Each line that follows is to be retyped exactly.
____
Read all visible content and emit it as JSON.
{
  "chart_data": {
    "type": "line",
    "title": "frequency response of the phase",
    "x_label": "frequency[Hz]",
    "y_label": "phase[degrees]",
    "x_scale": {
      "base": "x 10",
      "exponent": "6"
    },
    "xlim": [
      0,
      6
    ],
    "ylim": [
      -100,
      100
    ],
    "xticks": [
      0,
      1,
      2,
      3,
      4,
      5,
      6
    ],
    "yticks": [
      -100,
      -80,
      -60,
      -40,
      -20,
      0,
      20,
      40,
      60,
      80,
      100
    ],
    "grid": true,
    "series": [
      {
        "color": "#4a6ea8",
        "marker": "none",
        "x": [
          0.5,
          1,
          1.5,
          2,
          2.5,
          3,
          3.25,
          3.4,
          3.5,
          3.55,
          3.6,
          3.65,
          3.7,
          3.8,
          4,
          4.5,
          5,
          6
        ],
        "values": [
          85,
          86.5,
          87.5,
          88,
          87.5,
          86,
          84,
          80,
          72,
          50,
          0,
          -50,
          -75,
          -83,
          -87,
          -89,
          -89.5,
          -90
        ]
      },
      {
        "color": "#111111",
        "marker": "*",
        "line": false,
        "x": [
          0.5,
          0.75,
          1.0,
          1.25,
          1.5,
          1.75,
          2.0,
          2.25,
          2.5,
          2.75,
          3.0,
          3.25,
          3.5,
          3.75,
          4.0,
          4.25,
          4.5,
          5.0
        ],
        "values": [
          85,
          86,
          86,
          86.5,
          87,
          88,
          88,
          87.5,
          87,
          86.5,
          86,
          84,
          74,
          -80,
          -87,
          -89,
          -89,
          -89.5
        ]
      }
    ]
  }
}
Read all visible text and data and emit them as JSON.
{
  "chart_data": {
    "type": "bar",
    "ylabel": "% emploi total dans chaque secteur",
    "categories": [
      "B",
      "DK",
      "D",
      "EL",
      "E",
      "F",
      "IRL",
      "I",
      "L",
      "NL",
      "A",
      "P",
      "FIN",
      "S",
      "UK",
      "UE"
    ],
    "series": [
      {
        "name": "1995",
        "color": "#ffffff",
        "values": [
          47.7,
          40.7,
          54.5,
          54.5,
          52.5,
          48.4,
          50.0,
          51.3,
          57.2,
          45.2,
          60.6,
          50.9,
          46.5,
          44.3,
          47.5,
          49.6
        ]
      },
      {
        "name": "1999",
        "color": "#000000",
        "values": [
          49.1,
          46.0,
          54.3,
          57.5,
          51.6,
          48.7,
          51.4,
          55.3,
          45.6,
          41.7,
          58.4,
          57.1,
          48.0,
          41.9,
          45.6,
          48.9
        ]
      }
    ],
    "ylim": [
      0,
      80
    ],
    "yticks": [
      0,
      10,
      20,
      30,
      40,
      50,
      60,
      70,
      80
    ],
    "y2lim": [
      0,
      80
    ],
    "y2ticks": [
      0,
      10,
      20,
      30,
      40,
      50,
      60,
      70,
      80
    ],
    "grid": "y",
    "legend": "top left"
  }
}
____
• _TASK RESPONSE_:
Read all visible content and emit it as JSON.
{
  "chart_data": {
    "type": "line",
    "title": "frequency response of the phase",
    "x_label": "frequency[Hz]",
    "y_label": "phase[degrees]",
    "x_scale": {
      "base": "x 10",
      "exponent": "6"
    },
    "xlim": [
      0,
      6
    ],
    "ylim": [
      -100,
      100
    ],
    "xticks": [
      0,
      1,
      2,
      3,
      4,
      5,
      6
    ],
    "yticks": [
      -100,
      -80,
      -60,
      -40,
      -20,
      0,
      20,
      40,
      60,
      80,
      100
    ],
    "grid": true,
    "series": [
      {
        "color": "#4a6ea8",
        "marker": "none",
        "x": [
          0.5,
          1,
          1.5,
          2,
          2.5,
          3,
          3.25,
          3.4,
          3.5,
          3.55,
          3.6,
          3.65,
          3.7,
          3.8,
          4,
          4.5,
          5,
          6
        ],
        "values": [
          85,
          86.5,
          87.5,
          88,
          87.5,
          86,
          84,
          80,
          72,
          50,
          0,
          -50,
          -75,
          -83,
          -87,
          -89,
          -89.5,
          -90
        ]
      },
      {
        "color": "#111111",
        "marker": "*",
        "line": false,
        "x": [
          0.5,
          0.75,
          1.0,
          1.25,
          1.5,
          1.75,
          2.0,
          2.25,
          2.5,
          2.75,
          3.0,
          3.25,
          3.5,
          3.75,
          4.0,
          4.25,
          4.5,
          5.0
        ],
        "values": [
          85,
          86,
          86,
          86.5,
          87,
          88,
          88,
          87.5,
          87,
          86.5,
          86,
          84,
          74,
          -80,
          -87,
          -89,
          -89,
          -89.5
        ]
      }
    ]
  }
}
Read all visible text and data and emit them as JSON.
{
  "chart_data": {
    "type": "bar",
    "ylabel": "% emploi total dans chaque secteur",
    "categories": [
      "B",
      "DK",
      "D",
      "EL",
      "E",
      "F",
      "IRL",
      "I",
      "L",
      "NL",
      "A",
      "P",
      "FIN",
      "S",
      "UK",
      "UE"
    ],
    "series": [
      {
        "name": "1995",
        "color": "#ffffff",
        "values": [
          47.7,
          40.7,
          54.5,
          54.5,
          52.5,
          48.4,
          50.0,
          51.3,
          57.2,
          45.2,
          60.6,
          50.9,
          46.5,
          44.3,
          47.5,
          49.6
        ]
      },
      {
        "name": "1999",
        "color": "#000000",
        "values": [
          49.1,
          46.0,
          54.3,
          57.5,
          51.6,
          48.7,
          51.4,
          55.3,
          45.6,
          41.7,
          58.4,
          57.1,
          48.0,
          41.9,
          45.6,
          48.9
        ]
      }
    ],
    "ylim": [
      0,
      80
    ],
    "yticks": [
      0,
      10,
      20,
      30,
      40,
      50,
      60,
      70,
      80
    ],
    "y2lim": [
      0,
      80
    ],
    "y2ticks": [
      0,
      10,
      20,
      30,
      40,
      50,
      60,
      70,
      80
    ],
    "grid": "y",
    "legend": "top left"
  }
}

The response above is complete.